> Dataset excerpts
***
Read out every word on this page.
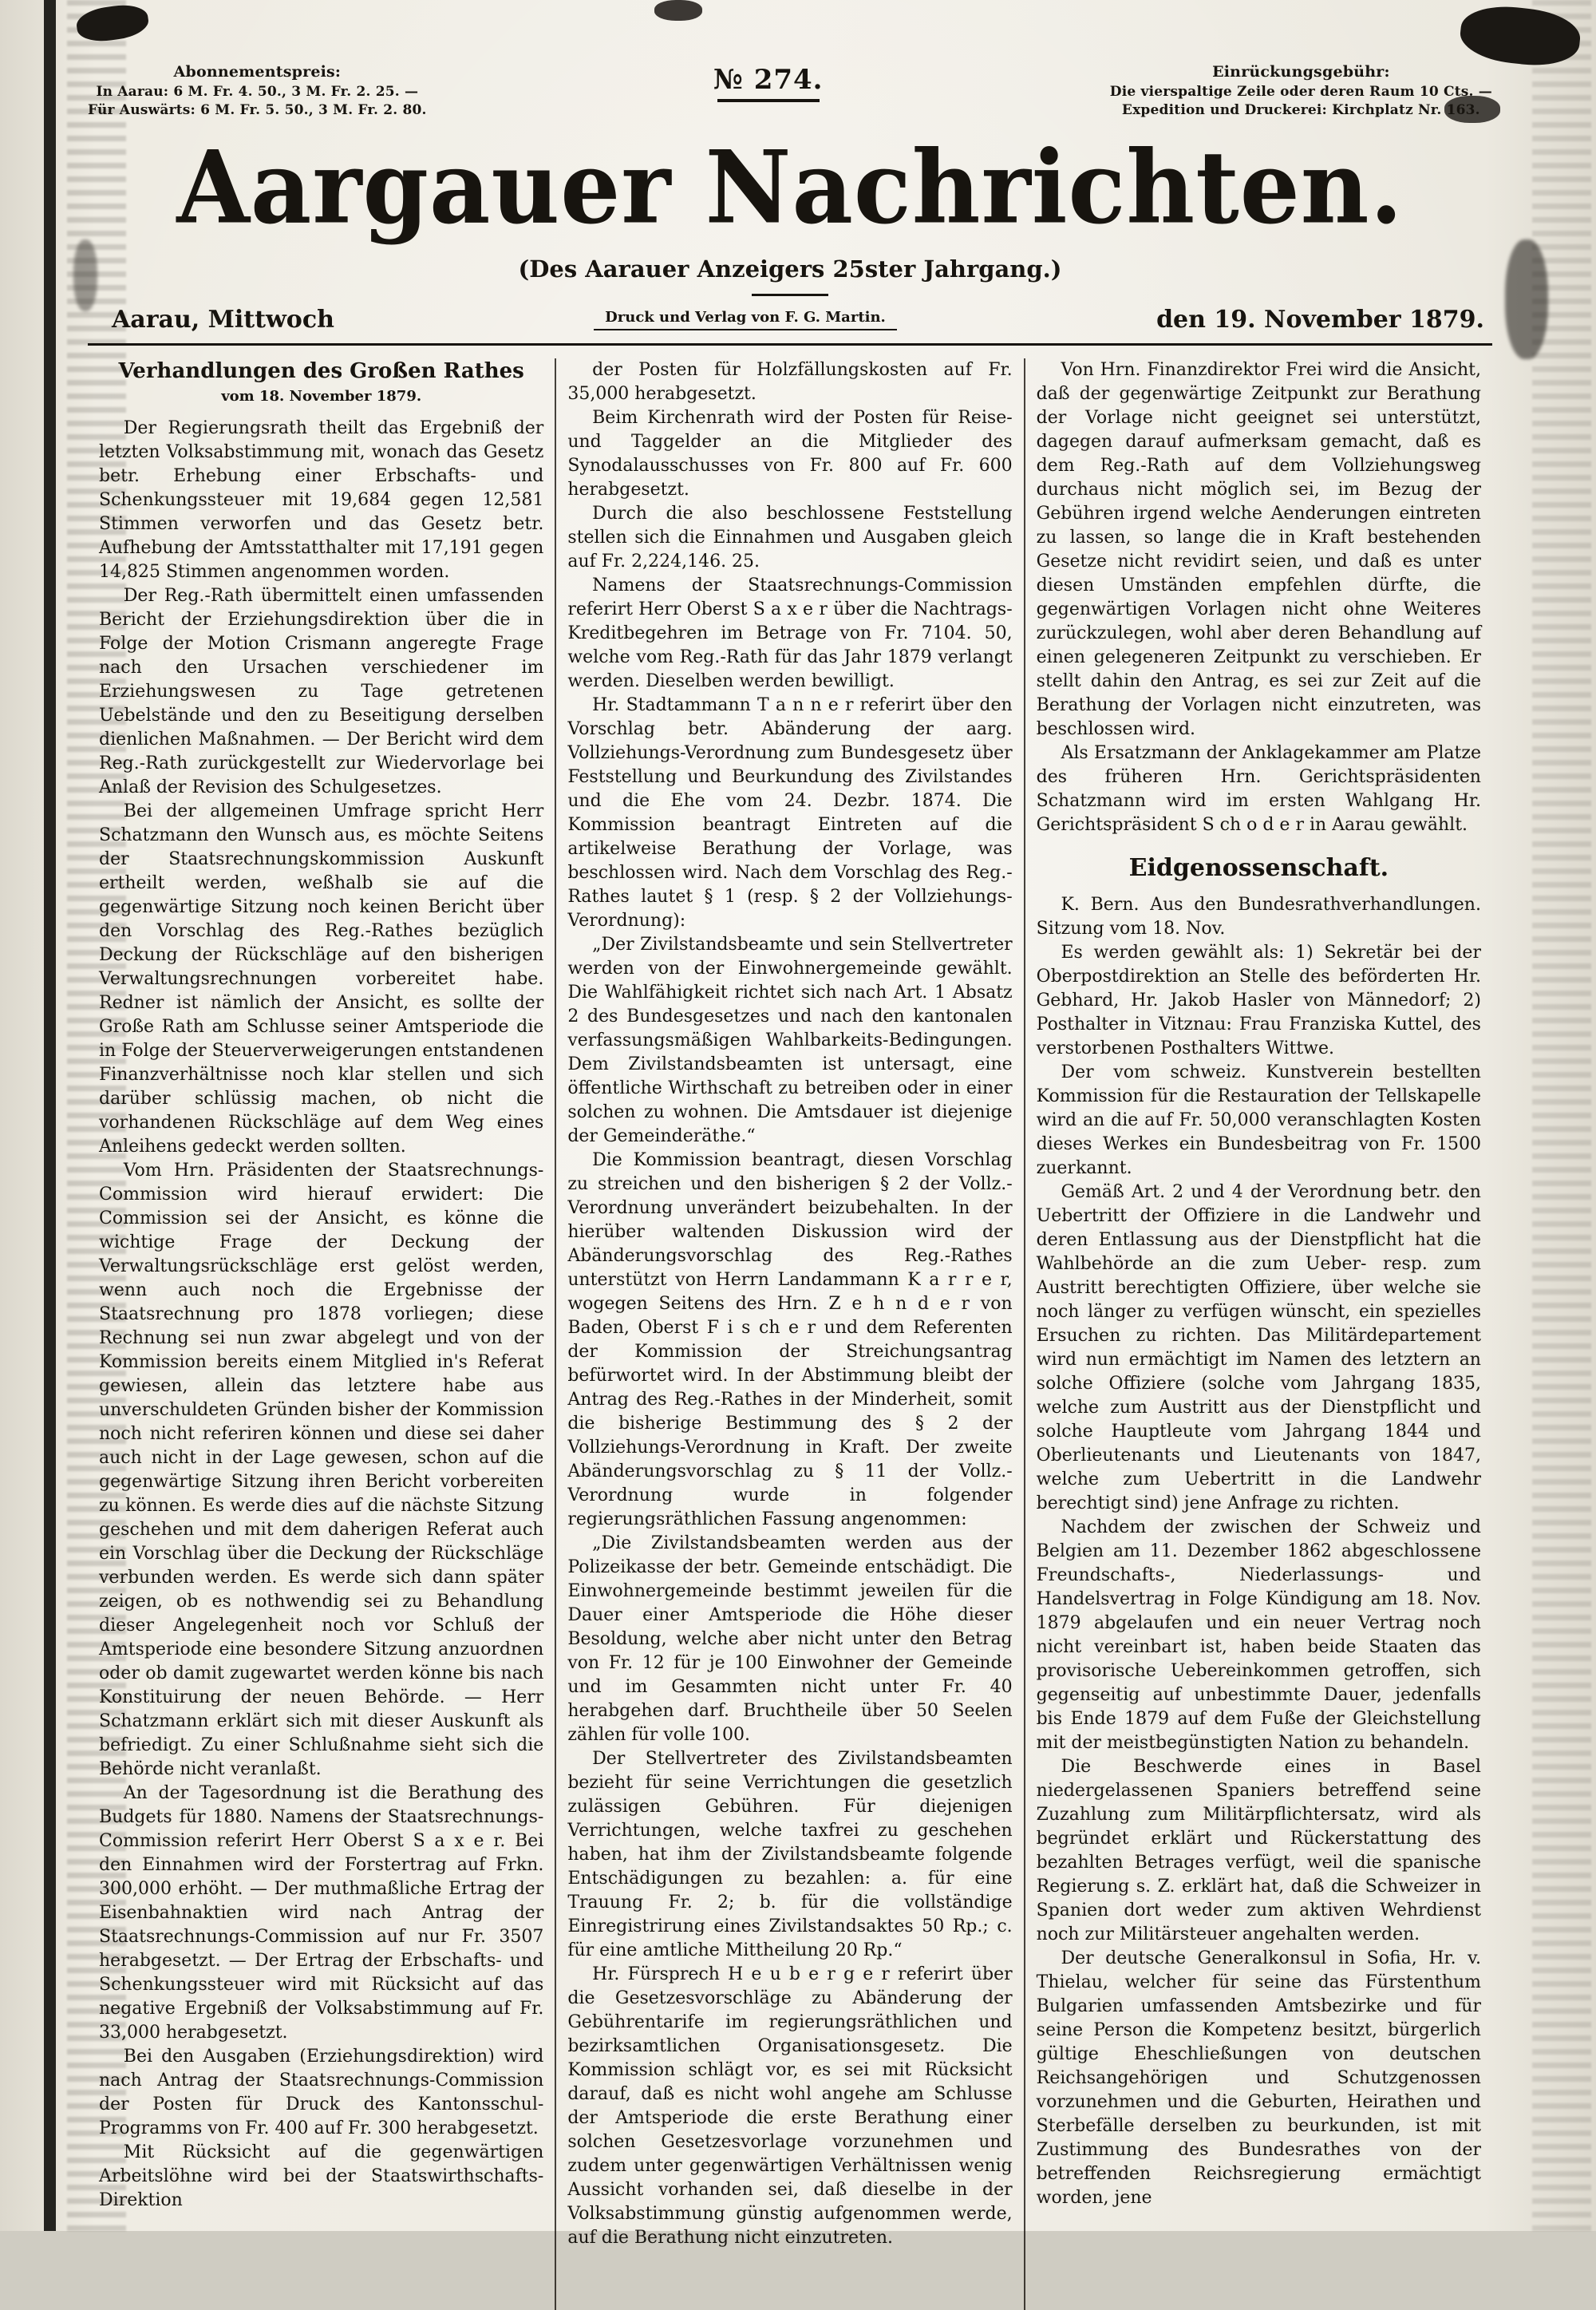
Abonnementspreis:
In Aarau: 6 M. Fr. 4. 50., 3 M. Fr. 2. 25. —
Für Auswärts: 6 M. Fr. 5. 50., 3 M. Fr. 2. 80.
№ 274.	Einrückungsgebühr:
Die vierspaltige Zeile oder deren Raum 10 Cts. —
Expedition und Druckerei: Kirchplatz Nr. 163.
Aargauer Nachrichten.
(Des Aarauer Anzeigers 25ster Jahrgang.)
Aarau, Mittwoch	Druck und Verlag von F. G. Martin.	den 19. November 1879.
Verhandlungen des Großen Rathes
vom 18. November 1879.

Der Regierungsrath theilt das Ergebniß der letzten Volksabstimmung mit, wonach das Gesetz betr. Erhebung einer Erbschafts- und Schenkungssteuer mit 19,684 gegen 12,581 Stimmen verworfen und das Gesetz betr. Aufhebung der Amtsstatthalter mit 17,191 gegen 14,825 Stimmen angenommen worden.

Der Reg.-Rath übermittelt einen umfassenden Bericht der Erziehungsdirektion über die in Folge der Motion Crismann angeregte Frage nach den Ursachen verschiedener im Erziehungswesen zu Tage getretenen Uebelstände und den zu Beseitigung derselben dienlichen Maßnahmen. — Der Bericht wird dem Reg.-Rath zurückgestellt zur Wiedervorlage bei Anlaß der Revision des Schulgesetzes.

Bei der allgemeinen Umfrage spricht Herr Schatzmann den Wunsch aus, es möchte Seitens der Staatsrechnungskommission Auskunft ertheilt werden, weßhalb sie auf die gegenwärtige Sitzung noch keinen Bericht über den Vorschlag des Reg.-Rathes bezüglich Deckung der Rückschläge auf den bisherigen Verwaltungsrechnungen vorbereitet habe. Redner ist nämlich der Ansicht, es sollte der Große Rath am Schlusse seiner Amtsperiode die in Folge der Steuerverweigerungen entstandenen Finanzverhältnisse noch klar stellen und sich darüber schlüssig machen, ob nicht die vorhandenen Rückschläge auf dem Weg eines Anleihens gedeckt werden sollten.

Vom Hrn. Präsidenten der Staatsrechnungs-Commission wird hierauf erwidert: Die Commission sei der Ansicht, es könne die wichtige Frage der Deckung der Verwaltungsrückschläge erst gelöst werden, wenn auch noch die Ergebnisse der Staatsrechnung pro 1878 vorliegen; diese Rechnung sei nun zwar abgelegt und von der Kommission bereits einem Mitglied in's Referat gewiesen, allein das letztere habe aus unverschuldeten Gründen bisher der Kommission noch nicht referiren können und diese sei daher auch nicht in der Lage gewesen, schon auf die gegenwärtige Sitzung ihren Bericht vorbereiten zu können. Es werde dies auf die nächste Sitzung geschehen und mit dem daherigen Referat auch ein Vorschlag über die Deckung der Rückschläge verbunden werden. Es werde sich dann später zeigen, ob es nothwendig sei zu Behandlung dieser Angelegenheit noch vor Schluß der Amtsperiode eine besondere Sitzung anzuordnen oder ob damit zugewartet werden könne bis nach Konstituirung der neuen Behörde. — Herr Schatzmann erklärt sich mit dieser Auskunft als befriedigt. Zu einer Schlußnahme sieht sich die Behörde nicht veranlaßt.

An der Tagesordnung ist die Berathung des Budgets für 1880. Namens der Staatsrechnungs-Commission referirt Herr Oberst S a x e r. Bei den Einnahmen wird der Forstertrag auf Frkn. 300,000 erhöht. — Der muthmaßliche Ertrag der Eisenbahnaktien wird nach Antrag der Staatsrechnungs-Commission auf nur Fr. 3507 herabgesetzt. — Der Ertrag der Erbschafts- und Schenkungssteuer wird mit Rücksicht auf das negative Ergebniß der Volksabstimmung auf Fr. 33,000 herabgesetzt.

Bei den Ausgaben (Erziehungsdirektion) wird nach Antrag der Staatsrechnungs-Commission der Posten für Druck des Kantonsschul-Programms von Fr. 400 auf Fr. 300 herabgesetzt.

Mit Rücksicht auf die gegenwärtigen Arbeitslöhne wird bei der Staatswirthschafts-Direktion

der Posten für Holzfällungskosten auf Fr. 35,000 herabgesetzt.

Beim Kirchenrath wird der Posten für Reise- und Taggelder an die Mitglieder des Synodalausschusses von Fr. 800 auf Fr. 600 herabgesetzt.

Durch die also beschlossene Feststellung stellen sich die Einnahmen und Ausgaben gleich auf Fr. 2,224,146. 25.

Namens der Staatsrechnungs-Commission referirt Herr Oberst S a x e r über die Nachtrags-Kreditbegehren im Betrage von Fr. 7104. 50, welche vom Reg.-Rath für das Jahr 1879 verlangt werden. Dieselben werden bewilligt.

Hr. Stadtammann T a n n e r referirt über den Vorschlag betr. Abänderung der aarg. Vollziehungs-Verordnung zum Bundesgesetz über Feststellung und Beurkundung des Zivilstandes und die Ehe vom 24. Dezbr. 1874. Die Kommission beantragt Eintreten auf die artikelweise Berathung der Vorlage, was beschlossen wird. Nach dem Vorschlag des Reg.-Rathes lautet § 1 (resp. § 2 der Vollziehungs-Verordnung):

„Der Zivilstandsbeamte und sein Stellvertreter werden von der Einwohnergemeinde gewählt. Die Wahlfähigkeit richtet sich nach Art. 1 Absatz 2 des Bundesgesetzes und nach den kantonalen verfassungsmäßigen Wahlbarkeits-Bedingungen. Dem Zivilstandsbeamten ist untersagt, eine öffentliche Wirthschaft zu betreiben oder in einer solchen zu wohnen. Die Amtsdauer ist diejenige der Gemeinderäthe.“

Die Kommission beantragt, diesen Vorschlag zu streichen und den bisherigen § 2 der Vollz.-Verordnung unverändert beizubehalten. In der hierüber waltenden Diskussion wird der Abänderungsvorschlag des Reg.-Rathes unterstützt von Herrn Landammann K a r r e r, wogegen Seitens des Hrn. Z e h n d e r von Baden, Oberst F i s ch e r und dem Referenten der Kommission der Streichungsantrag befürwortet wird. In der Abstimmung bleibt der Antrag des Reg.-Rathes in der Minderheit, somit die bisherige Bestimmung des § 2 der Vollziehungs-Verordnung in Kraft. Der zweite Abänderungsvorschlag zu § 11 der Vollz.-Verordnung wurde in folgender regierungsräthlichen Fassung angenommen:

„Die Zivilstandsbeamten werden aus der Polizeikasse der betr. Gemeinde entschädigt. Die Einwohnergemeinde bestimmt jeweilen für die Dauer einer Amtsperiode die Höhe dieser Besoldung, welche aber nicht unter den Betrag von Fr. 12 für je 100 Einwohner der Gemeinde und im Gesammten nicht unter Fr. 40 herabgehen darf. Bruchtheile über 50 Seelen zählen für volle 100.

Der Stellvertreter des Zivilstandsbeamten bezieht für seine Verrichtungen die gesetzlich zulässigen Gebühren. Für diejenigen Verrichtungen, welche taxfrei zu geschehen haben, hat ihm der Zivilstandsbeamte folgende Entschädigungen zu bezahlen: a. für eine Trauung Fr. 2; b. für die vollständige Einregistrirung eines Zivilstandsaktes 50 Rp.; c. für eine amtliche Mittheilung 20 Rp.“

Hr. Fürsprech H e u b e r g e r referirt über die Gesetzesvorschläge zu Abänderung der Gebührentarife im regierungsräthlichen und bezirksamtlichen Organisationsgesetz. Die Kommission schlägt vor, es sei mit Rücksicht darauf, daß es nicht wohl angehe am Schlusse der Amtsperiode die erste Berathung einer solchen Gesetzesvorlage vorzunehmen und zudem unter gegenwärtigen Verhältnissen wenig Aussicht vorhanden sei, daß dieselbe in der Volksabstimmung günstig aufgenommen werde, auf die Berathung nicht einzutreten.

Von Hrn. Finanzdirektor Frei wird die Ansicht, daß der gegenwärtige Zeitpunkt zur Berathung der Vorlage nicht geeignet sei unterstützt, dagegen darauf aufmerksam gemacht, daß es dem Reg.-Rath auf dem Vollziehungsweg durchaus nicht möglich sei, im Bezug der Gebühren irgend welche Aenderungen eintreten zu lassen, so lange die in Kraft bestehenden Gesetze nicht revidirt seien, und daß es unter diesen Umständen empfehlen dürfte, die gegenwärtigen Vorlagen nicht ohne Weiteres zurückzulegen, wohl aber deren Behandlung auf einen gelegeneren Zeitpunkt zu verschieben. Er stellt dahin den Antrag, es sei zur Zeit auf die Berathung der Vorlagen nicht einzutreten, was beschlossen wird.

Als Ersatzmann der Anklagekammer am Platze des früheren Hrn. Gerichtspräsidenten Schatzmann wird im ersten Wahlgang Hr. Gerichtspräsident S ch o d e r in Aarau gewählt.

Eidgenossenschaft.

K. Bern. Aus den Bundesrathverhandlungen. Sitzung vom 18. Nov.

Es werden gewählt als: 1) Sekretär bei der Oberpostdirektion an Stelle des beförderten Hr. Gebhard, Hr. Jakob Hasler von Männedorf; 2) Posthalter in Vitznau: Frau Franziska Kuttel, des verstorbenen Posthalters Wittwe.

Der vom schweiz. Kunstverein bestellten Kommission für die Restauration der Tellskapelle wird an die auf Fr. 50,000 veranschlagten Kosten dieses Werkes ein Bundesbeitrag von Fr. 1500 zuerkannt.

Gemäß Art. 2 und 4 der Verordnung betr. den Uebertritt der Offiziere in die Landwehr und deren Entlassung aus der Dienstpflicht hat die Wahlbehörde an die zum Ueber- resp. zum Austritt berechtigten Offiziere, über welche sie noch länger zu verfügen wünscht, ein spezielles Ersuchen zu richten. Das Militärdepartement wird nun ermächtigt im Namen des letztern an solche Offiziere (solche vom Jahrgang 1835, welche zum Austritt aus der Dienstpflicht und solche Hauptleute vom Jahrgang 1844 und Oberlieutenants und Lieutenants von 1847, welche zum Uebertritt in die Landwehr berechtigt sind) jene Anfrage zu richten.

Nachdem der zwischen der Schweiz und Belgien am 11. Dezember 1862 abgeschlossene Freundschafts-, Niederlassungs- und Handelsvertrag in Folge Kündigung am 18. Nov. 1879 abgelaufen und ein neuer Vertrag noch nicht vereinbart ist, haben beide Staaten das provisorische Uebereinkommen getroffen, sich gegenseitig auf unbestimmte Dauer, jedenfalls bis Ende 1879 auf dem Fuße der Gleichstellung mit der meistbegünstigten Nation zu behandeln.

Die Beschwerde eines in Basel niedergelassenen Spaniers betreffend seine Zuzahlung zum Militärpflichtersatz, wird als begründet erklärt und Rückerstattung des bezahlten Betrages verfügt, weil die spanische Regierung s. Z. erklärt hat, daß die Schweizer in Spanien dort weder zum aktiven Wehrdienst noch zur Militärsteuer angehalten werden.

Der deutsche Generalkonsul in Sofia, Hr. v. Thielau, welcher für seine das Fürstenthum Bulgarien umfassenden Amtsbezirke und für seine Person die Kompetenz besitzt, bürgerlich gültige Eheschließungen von deutschen Reichsangehörigen und Schutzgenossen vorzunehmen und die Geburten, Heirathen und Sterbefälle derselben zu beurkunden, ist mit Zustimmung des Bundesrathes von der betreffenden Reichsregierung ermächtigt worden, jene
***
> DIRECTIONS
If a line in the records contains the string "Ausgaben", copy it out.

> TASK RESULT
Bei den Ausgaben (Erziehungsdirektion) wird nach Antrag der Staatsrechnungs-Commission der Posten für Druck des Kantonsschul-Programms von Fr. 400 auf Fr. 300 herabgesetzt.
Durch die also beschlossene Feststellung stellen sich die Einnahmen und Ausgaben gleich auf Fr. 2,224,146. 25.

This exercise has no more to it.